***** Records shown

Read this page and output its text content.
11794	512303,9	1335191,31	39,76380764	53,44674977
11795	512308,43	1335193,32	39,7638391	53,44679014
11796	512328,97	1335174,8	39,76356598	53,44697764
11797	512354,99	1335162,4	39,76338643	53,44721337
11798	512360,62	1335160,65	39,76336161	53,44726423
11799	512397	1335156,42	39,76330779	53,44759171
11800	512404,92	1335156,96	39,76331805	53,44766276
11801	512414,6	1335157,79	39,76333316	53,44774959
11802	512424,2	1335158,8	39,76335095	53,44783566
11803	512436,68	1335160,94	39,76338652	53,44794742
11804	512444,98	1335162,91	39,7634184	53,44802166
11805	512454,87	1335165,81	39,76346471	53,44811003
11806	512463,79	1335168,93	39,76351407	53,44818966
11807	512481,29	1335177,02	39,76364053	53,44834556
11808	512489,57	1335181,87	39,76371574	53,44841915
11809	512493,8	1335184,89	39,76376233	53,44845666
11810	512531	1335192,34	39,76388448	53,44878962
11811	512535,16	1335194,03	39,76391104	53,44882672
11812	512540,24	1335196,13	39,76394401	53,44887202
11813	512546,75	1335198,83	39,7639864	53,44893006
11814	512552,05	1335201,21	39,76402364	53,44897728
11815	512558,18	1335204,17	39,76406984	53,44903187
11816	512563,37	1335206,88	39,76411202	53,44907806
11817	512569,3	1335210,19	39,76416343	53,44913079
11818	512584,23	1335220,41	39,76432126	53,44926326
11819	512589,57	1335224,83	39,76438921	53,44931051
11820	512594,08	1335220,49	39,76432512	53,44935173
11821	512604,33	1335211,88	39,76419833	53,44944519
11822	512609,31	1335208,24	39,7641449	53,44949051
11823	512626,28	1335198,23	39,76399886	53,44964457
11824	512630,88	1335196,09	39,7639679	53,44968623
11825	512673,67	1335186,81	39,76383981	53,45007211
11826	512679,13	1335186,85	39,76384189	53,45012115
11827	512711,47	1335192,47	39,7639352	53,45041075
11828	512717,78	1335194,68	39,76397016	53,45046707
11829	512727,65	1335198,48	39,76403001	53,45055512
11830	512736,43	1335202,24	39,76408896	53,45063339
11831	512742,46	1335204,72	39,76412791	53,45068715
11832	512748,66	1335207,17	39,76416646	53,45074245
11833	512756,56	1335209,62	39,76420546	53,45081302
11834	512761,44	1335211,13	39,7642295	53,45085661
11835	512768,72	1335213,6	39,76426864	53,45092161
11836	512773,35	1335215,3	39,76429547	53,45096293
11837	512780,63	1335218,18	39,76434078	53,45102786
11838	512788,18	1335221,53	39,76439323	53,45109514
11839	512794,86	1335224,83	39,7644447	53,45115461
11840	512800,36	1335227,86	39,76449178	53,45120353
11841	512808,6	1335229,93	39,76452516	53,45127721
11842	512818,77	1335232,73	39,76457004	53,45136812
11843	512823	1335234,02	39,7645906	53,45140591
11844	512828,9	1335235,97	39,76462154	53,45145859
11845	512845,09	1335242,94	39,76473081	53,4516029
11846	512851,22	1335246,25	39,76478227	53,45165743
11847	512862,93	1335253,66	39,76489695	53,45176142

**********

Given problem = Each line of the material above must be retyped precisely.

Written answer =
Read this page and output its text content.
11794	512303,9	1335191,31	39,76380764	53,44674977
11795	512308,43	1335193,32	39,7638391	53,44679014
11796	512328,97	1335174,8	39,76356598	53,44697764
11797	512354,99	1335162,4	39,76338643	53,44721337
11798	512360,62	1335160,65	39,76336161	53,44726423
11799	512397	1335156,42	39,76330779	53,44759171
11800	512404,92	1335156,96	39,76331805	53,44766276
11801	512414,6	1335157,79	39,76333316	53,44774959
11802	512424,2	1335158,8	39,76335095	53,44783566
11803	512436,68	1335160,94	39,76338652	53,44794742
11804	512444,98	1335162,91	39,7634184	53,44802166
11805	512454,87	1335165,81	39,76346471	53,44811003
11806	512463,79	1335168,93	39,76351407	53,44818966
11807	512481,29	1335177,02	39,76364053	53,44834556
11808	512489,57	1335181,87	39,76371574	53,44841915
11809	512493,8	1335184,89	39,76376233	53,44845666
11810	512531	1335192,34	39,76388448	53,44878962
11811	512535,16	1335194,03	39,76391104	53,44882672
11812	512540,24	1335196,13	39,76394401	53,44887202
11813	512546,75	1335198,83	39,7639864	53,44893006
11814	512552,05	1335201,21	39,76402364	53,44897728
11815	512558,18	1335204,17	39,76406984	53,44903187
11816	512563,37	1335206,88	39,76411202	53,44907806
11817	512569,3	1335210,19	39,76416343	53,44913079
11818	512584,23	1335220,41	39,76432126	53,44926326
11819	512589,57	1335224,83	39,76438921	53,44931051
11820	512594,08	1335220,49	39,76432512	53,44935173
11821	512604,33	1335211,88	39,76419833	53,44944519
11822	512609,31	1335208,24	39,7641449	53,44949051
11823	512626,28	1335198,23	39,76399886	53,44964457
11824	512630,88	1335196,09	39,7639679	53,44968623
11825	512673,67	1335186,81	39,76383981	53,45007211
11826	512679,13	1335186,85	39,76384189	53,45012115
11827	512711,47	1335192,47	39,7639352	53,45041075
11828	512717,78	1335194,68	39,76397016	53,45046707
11829	512727,65	1335198,48	39,76403001	53,45055512
11830	512736,43	1335202,24	39,76408896	53,45063339
11831	512742,46	1335204,72	39,76412791	53,45068715
11832	512748,66	1335207,17	39,76416646	53,45074245
11833	512756,56	1335209,62	39,76420546	53,45081302
11834	512761,44	1335211,13	39,7642295	53,45085661
11835	512768,72	1335213,6	39,76426864	53,45092161
11836	512773,35	1335215,3	39,76429547	53,45096293
11837	512780,63	1335218,18	39,76434078	53,45102786
11838	512788,18	1335221,53	39,76439323	53,45109514
11839	512794,86	1335224,83	39,7644447	53,45115461
11840	512800,36	1335227,86	39,76449178	53,45120353
11841	512808,6	1335229,93	39,76452516	53,45127721
11842	512818,77	1335232,73	39,76457004	53,45136812
11843	512823	1335234,02	39,7645906	53,45140591
11844	512828,9	1335235,97	39,76462154	53,45145859
11845	512845,09	1335242,94	39,76473081	53,4516029
11846	512851,22	1335246,25	39,76478227	53,45165743
11847	512862,93	1335253,66	39,76489695	53,45176142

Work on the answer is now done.